Look at the entries below and reproduce them exactly.

>> begin Information provided

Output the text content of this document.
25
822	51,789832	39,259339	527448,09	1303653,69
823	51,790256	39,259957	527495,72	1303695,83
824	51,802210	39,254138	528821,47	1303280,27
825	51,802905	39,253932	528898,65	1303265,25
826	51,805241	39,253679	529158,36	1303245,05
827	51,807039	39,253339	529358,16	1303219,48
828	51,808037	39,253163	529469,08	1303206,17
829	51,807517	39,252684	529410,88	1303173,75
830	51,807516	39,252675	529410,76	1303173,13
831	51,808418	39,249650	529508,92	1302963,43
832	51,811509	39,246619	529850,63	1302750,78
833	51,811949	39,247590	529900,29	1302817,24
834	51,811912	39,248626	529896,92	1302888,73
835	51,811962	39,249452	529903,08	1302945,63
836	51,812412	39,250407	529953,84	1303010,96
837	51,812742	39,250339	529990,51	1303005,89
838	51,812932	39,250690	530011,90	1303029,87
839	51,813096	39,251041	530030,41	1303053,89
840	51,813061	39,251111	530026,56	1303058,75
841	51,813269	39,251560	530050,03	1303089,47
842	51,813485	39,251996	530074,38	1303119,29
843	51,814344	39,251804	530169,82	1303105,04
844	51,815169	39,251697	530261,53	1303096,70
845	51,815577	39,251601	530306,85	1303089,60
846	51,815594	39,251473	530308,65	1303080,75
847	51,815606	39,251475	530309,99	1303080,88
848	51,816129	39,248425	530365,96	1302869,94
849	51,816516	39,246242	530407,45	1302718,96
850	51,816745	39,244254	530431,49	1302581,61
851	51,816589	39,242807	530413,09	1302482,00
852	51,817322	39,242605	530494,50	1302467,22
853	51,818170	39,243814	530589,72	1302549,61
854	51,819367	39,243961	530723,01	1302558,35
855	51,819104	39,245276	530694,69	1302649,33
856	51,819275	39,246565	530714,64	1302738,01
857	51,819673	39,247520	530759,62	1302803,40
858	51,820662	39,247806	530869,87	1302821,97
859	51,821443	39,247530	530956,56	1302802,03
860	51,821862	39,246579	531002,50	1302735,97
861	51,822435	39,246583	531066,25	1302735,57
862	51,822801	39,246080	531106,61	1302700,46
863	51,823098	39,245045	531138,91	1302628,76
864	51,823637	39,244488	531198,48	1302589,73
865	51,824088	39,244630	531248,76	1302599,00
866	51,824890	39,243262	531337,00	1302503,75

>> end Information provided

_Full solution_.
Output the text content of this document.
25
822	51,789832	39,259339	527448,09	1303653,69
823	51,790256	39,259957	527495,72	1303695,83
824	51,802210	39,254138	528821,47	1303280,27
825	51,802905	39,253932	528898,65	1303265,25
826	51,805241	39,253679	529158,36	1303245,05
827	51,807039	39,253339	529358,16	1303219,48
828	51,808037	39,253163	529469,08	1303206,17
829	51,807517	39,252684	529410,88	1303173,75
830	51,807516	39,252675	529410,76	1303173,13
831	51,808418	39,249650	529508,92	1302963,43
832	51,811509	39,246619	529850,63	1302750,78
833	51,811949	39,247590	529900,29	1302817,24
834	51,811912	39,248626	529896,92	1302888,73
835	51,811962	39,249452	529903,08	1302945,63
836	51,812412	39,250407	529953,84	1303010,96
837	51,812742	39,250339	529990,51	1303005,89
838	51,812932	39,250690	530011,90	1303029,87
839	51,813096	39,251041	530030,41	1303053,89
840	51,813061	39,251111	530026,56	1303058,75
841	51,813269	39,251560	530050,03	1303089,47
842	51,813485	39,251996	530074,38	1303119,29
843	51,814344	39,251804	530169,82	1303105,04
844	51,815169	39,251697	530261,53	1303096,70
845	51,815577	39,251601	530306,85	1303089,60
846	51,815594	39,251473	530308,65	1303080,75
847	51,815606	39,251475	530309,99	1303080,88
848	51,816129	39,248425	530365,96	1302869,94
849	51,816516	39,246242	530407,45	1302718,96
850	51,816745	39,244254	530431,49	1302581,61
851	51,816589	39,242807	530413,09	1302482,00
852	51,817322	39,242605	530494,50	1302467,22
853	51,818170	39,243814	530589,72	1302549,61
854	51,819367	39,243961	530723,01	1302558,35
855	51,819104	39,245276	530694,69	1302649,33
856	51,819275	39,246565	530714,64	1302738,01
857	51,819673	39,247520	530759,62	1302803,40
858	51,820662	39,247806	530869,87	1302821,97
859	51,821443	39,247530	530956,56	1302802,03
860	51,821862	39,246579	531002,50	1302735,97
861	51,822435	39,246583	531066,25	1302735,57
862	51,822801	39,246080	531106,61	1302700,46
863	51,823098	39,245045	531138,91	1302628,76
864	51,823637	39,244488	531198,48	1302589,73
865	51,824088	39,244630	531248,76	1302599,00
866	51,824890	39,243262	531337,00	1302503,75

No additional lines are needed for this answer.